Begin
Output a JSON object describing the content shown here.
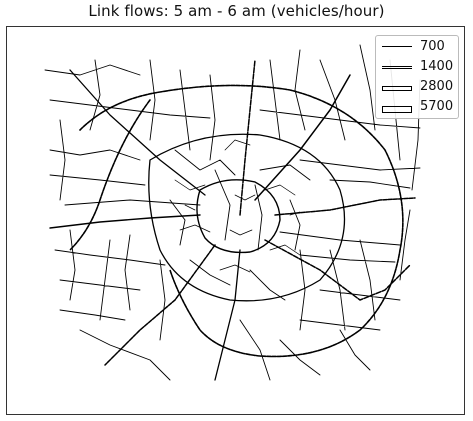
{
  "title": "Link flows: 5 am - 6 am (vehicles/hour)",
  "legend": {
    "placement": "top-right",
    "entries": [
      {
        "label": "700"
      },
      {
        "label": "1400"
      },
      {
        "label": "2800"
      },
      {
        "label": "5700"
      }
    ]
  },
  "colors": {
    "line": "#000000",
    "background": "#ffffff",
    "frame": "#333333",
    "legend_border": "#bbbbbb"
  }
}
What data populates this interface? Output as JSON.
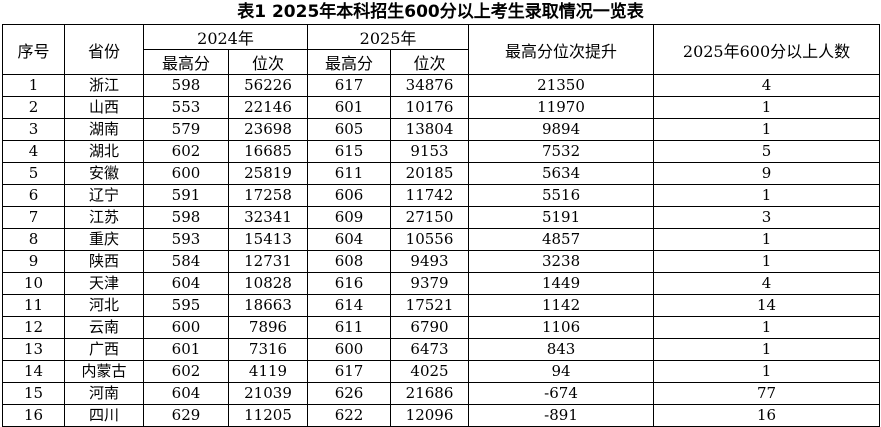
{
  "title": "表1  2025年本科招生600分以上考生录取情况一览表",
  "headers": {
    "index": "序号",
    "province": "省份",
    "y2024": "2024年",
    "y2025": "2025年",
    "top_score": "最高分",
    "rank": "位次",
    "rank_gain": "最高分位次提升",
    "count600": "2025年600分以上人数"
  },
  "rows": [
    {
      "no": "1",
      "prov": "浙江",
      "s24": "598",
      "r24": "56226",
      "s25": "617",
      "r25": "34876",
      "gain": "21350",
      "cnt": "4"
    },
    {
      "no": "2",
      "prov": "山西",
      "s24": "553",
      "r24": "22146",
      "s25": "601",
      "r25": "10176",
      "gain": "11970",
      "cnt": "1"
    },
    {
      "no": "3",
      "prov": "湖南",
      "s24": "579",
      "r24": "23698",
      "s25": "605",
      "r25": "13804",
      "gain": "9894",
      "cnt": "1"
    },
    {
      "no": "4",
      "prov": "湖北",
      "s24": "602",
      "r24": "16685",
      "s25": "615",
      "r25": "9153",
      "gain": "7532",
      "cnt": "5"
    },
    {
      "no": "5",
      "prov": "安徽",
      "s24": "600",
      "r24": "25819",
      "s25": "611",
      "r25": "20185",
      "gain": "5634",
      "cnt": "9"
    },
    {
      "no": "6",
      "prov": "辽宁",
      "s24": "591",
      "r24": "17258",
      "s25": "606",
      "r25": "11742",
      "gain": "5516",
      "cnt": "1"
    },
    {
      "no": "7",
      "prov": "江苏",
      "s24": "598",
      "r24": "32341",
      "s25": "609",
      "r25": "27150",
      "gain": "5191",
      "cnt": "3"
    },
    {
      "no": "8",
      "prov": "重庆",
      "s24": "593",
      "r24": "15413",
      "s25": "604",
      "r25": "10556",
      "gain": "4857",
      "cnt": "1"
    },
    {
      "no": "9",
      "prov": "陕西",
      "s24": "584",
      "r24": "12731",
      "s25": "608",
      "r25": "9493",
      "gain": "3238",
      "cnt": "1"
    },
    {
      "no": "10",
      "prov": "天津",
      "s24": "604",
      "r24": "10828",
      "s25": "616",
      "r25": "9379",
      "gain": "1449",
      "cnt": "4"
    },
    {
      "no": "11",
      "prov": "河北",
      "s24": "595",
      "r24": "18663",
      "s25": "614",
      "r25": "17521",
      "gain": "1142",
      "cnt": "14"
    },
    {
      "no": "12",
      "prov": "云南",
      "s24": "600",
      "r24": "7896",
      "s25": "611",
      "r25": "6790",
      "gain": "1106",
      "cnt": "1"
    },
    {
      "no": "13",
      "prov": "广西",
      "s24": "601",
      "r24": "7316",
      "s25": "600",
      "r25": "6473",
      "gain": "843",
      "cnt": "1"
    },
    {
      "no": "14",
      "prov": "内蒙古",
      "s24": "602",
      "r24": "4119",
      "s25": "617",
      "r25": "4025",
      "gain": "94",
      "cnt": "1"
    },
    {
      "no": "15",
      "prov": "河南",
      "s24": "604",
      "r24": "21039",
      "s25": "626",
      "r25": "21686",
      "gain": "-674",
      "cnt": "77"
    },
    {
      "no": "16",
      "prov": "四川",
      "s24": "629",
      "r24": "11205",
      "s25": "622",
      "r25": "12096",
      "gain": "-891",
      "cnt": "16"
    }
  ]
}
End
**Exercise description:** The records above must be transcribed exactly. Pictures are left out of the copy.

**Task result:**
Output a JSON object describing the content shown here.
{
  "title": "Link flows: 5 am - 6 am (vehicles/hour)",
  "legend": {
    "placement": "top-right",
    "entries": [
      {
        "label": "700"
      },
      {
        "label": "1400"
      },
      {
        "label": "2800"
      },
      {
        "label": "5700"
      }
    ]
  },
  "colors": {
    "line": "#000000",
    "background": "#ffffff",
    "frame": "#333333",
    "legend_border": "#bbbbbb"
  }
}
What data populates this interface? Output as JSON.
{
  "title": "表1  2025年本科招生600分以上考生录取情况一览表",
  "headers": {
    "index": "序号",
    "province": "省份",
    "y2024": "2024年",
    "y2025": "2025年",
    "top_score": "最高分",
    "rank": "位次",
    "rank_gain": "最高分位次提升",
    "count600": "2025年600分以上人数"
  },
  "rows": [
    {
      "no": "1",
      "prov": "浙江",
      "s24": "598",
      "r24": "56226",
      "s25": "617",
      "r25": "34876",
      "gain": "21350",
      "cnt": "4"
    },
    {
      "no": "2",
      "prov": "山西",
      "s24": "553",
      "r24": "22146",
      "s25": "601",
      "r25": "10176",
      "gain": "11970",
      "cnt": "1"
    },
    {
      "no": "3",
      "prov": "湖南",
      "s24": "579",
      "r24": "23698",
      "s25": "605",
      "r25": "13804",
      "gain": "9894",
      "cnt": "1"
    },
    {
      "no": "4",
      "prov": "湖北",
      "s24": "602",
      "r24": "16685",
      "s25": "615",
      "r25": "9153",
      "gain": "7532",
      "cnt": "5"
    },
    {
      "no": "5",
      "prov": "安徽",
      "s24": "600",
      "r24": "25819",
      "s25": "611",
      "r25": "20185",
      "gain": "5634",
      "cnt": "9"
    },
    {
      "no": "6",
      "prov": "辽宁",
      "s24": "591",
      "r24": "17258",
      "s25": "606",
      "r25": "11742",
      "gain": "5516",
      "cnt": "1"
    },
    {
      "no": "7",
      "prov": "江苏",
      "s24": "598",
      "r24": "32341",
      "s25": "609",
      "r25": "27150",
      "gain": "5191",
      "cnt": "3"
    },
    {
      "no": "8",
      "prov": "重庆",
      "s24": "593",
      "r24": "15413",
      "s25": "604",
      "r25": "10556",
      "gain": "4857",
      "cnt": "1"
    },
    {
      "no": "9",
      "prov": "陕西",
      "s24": "584",
      "r24": "12731",
      "s25": "608",
      "r25": "9493",
      "gain": "3238",
      "cnt": "1"
    },
    {
      "no": "10",
      "prov": "天津",
      "s24": "604",
      "r24": "10828",
      "s25": "616",
      "r25": "9379",
      "gain": "1449",
      "cnt": "4"
    },
    {
      "no": "11",
      "prov": "河北",
      "s24": "595",
      "r24": "18663",
      "s25": "614",
      "r25": "17521",
      "gain": "1142",
      "cnt": "14"
    },
    {
      "no": "12",
      "prov": "云南",
      "s24": "600",
      "r24": "7896",
      "s25": "611",
      "r25": "6790",
      "gain": "1106",
      "cnt": "1"
    },
    {
      "no": "13",
      "prov": "广西",
      "s24": "601",
      "r24": "7316",
      "s25": "600",
      "r25": "6473",
      "gain": "843",
      "cnt": "1"
    },
    {
      "no": "14",
      "prov": "内蒙古",
      "s24": "602",
      "r24": "4119",
      "s25": "617",
      "r25": "4025",
      "gain": "94",
      "cnt": "1"
    },
    {
      "no": "15",
      "prov": "河南",
      "s24": "604",
      "r24": "21039",
      "s25": "626",
      "r25": "21686",
      "gain": "-674",
      "cnt": "77"
    },
    {
      "no": "16",
      "prov": "四川",
      "s24": "629",
      "r24": "11205",
      "s25": "622",
      "r25": "12096",
      "gain": "-891",
      "cnt": "16"
    }
  ]
}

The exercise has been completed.